>> Start GIVEN RECORDS

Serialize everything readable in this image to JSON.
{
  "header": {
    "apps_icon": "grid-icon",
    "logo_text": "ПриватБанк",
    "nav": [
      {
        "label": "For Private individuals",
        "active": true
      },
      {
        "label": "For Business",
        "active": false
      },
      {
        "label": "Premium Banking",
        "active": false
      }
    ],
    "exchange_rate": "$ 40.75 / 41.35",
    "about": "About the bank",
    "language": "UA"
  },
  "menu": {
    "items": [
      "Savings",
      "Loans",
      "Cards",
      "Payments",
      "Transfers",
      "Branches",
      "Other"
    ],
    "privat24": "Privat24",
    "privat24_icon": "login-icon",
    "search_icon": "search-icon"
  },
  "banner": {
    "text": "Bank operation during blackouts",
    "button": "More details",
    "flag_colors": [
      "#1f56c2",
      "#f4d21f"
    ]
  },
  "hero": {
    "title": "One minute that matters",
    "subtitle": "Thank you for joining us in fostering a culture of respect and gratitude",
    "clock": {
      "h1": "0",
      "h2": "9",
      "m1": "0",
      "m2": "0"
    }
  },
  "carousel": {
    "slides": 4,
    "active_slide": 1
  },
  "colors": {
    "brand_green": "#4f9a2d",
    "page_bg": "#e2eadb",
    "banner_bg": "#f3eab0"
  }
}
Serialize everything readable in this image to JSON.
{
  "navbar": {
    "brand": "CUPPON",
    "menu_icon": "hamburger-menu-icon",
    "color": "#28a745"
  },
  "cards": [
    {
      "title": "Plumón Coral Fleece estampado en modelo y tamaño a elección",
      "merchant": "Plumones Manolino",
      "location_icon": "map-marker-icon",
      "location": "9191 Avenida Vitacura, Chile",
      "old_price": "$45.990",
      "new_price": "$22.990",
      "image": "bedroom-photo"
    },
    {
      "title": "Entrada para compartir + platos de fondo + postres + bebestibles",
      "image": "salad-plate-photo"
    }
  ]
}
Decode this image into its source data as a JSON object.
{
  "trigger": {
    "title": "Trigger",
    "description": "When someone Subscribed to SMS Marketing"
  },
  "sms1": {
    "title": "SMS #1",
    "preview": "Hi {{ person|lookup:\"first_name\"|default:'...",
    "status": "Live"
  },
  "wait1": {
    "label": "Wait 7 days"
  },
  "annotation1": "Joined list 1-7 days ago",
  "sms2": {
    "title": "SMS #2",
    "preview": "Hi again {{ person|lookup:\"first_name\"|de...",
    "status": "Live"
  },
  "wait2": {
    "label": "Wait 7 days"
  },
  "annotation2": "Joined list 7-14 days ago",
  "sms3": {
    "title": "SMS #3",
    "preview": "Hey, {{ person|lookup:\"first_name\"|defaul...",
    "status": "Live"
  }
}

>> End GIVEN RECORDS

WHAT YOU SHOULD DO>
Wherever the word "preview" occurs in a line of the listing, copy that line.

WRITTEN ANSWER>
    "preview": "Hi {{ person|lookup:\"first_name\"|default:'...",
    "preview": "Hi again {{ person|lookup:\"first_name\"|de...",
    "preview": "Hey, {{ person|lookup:\"first_name\"|defaul...",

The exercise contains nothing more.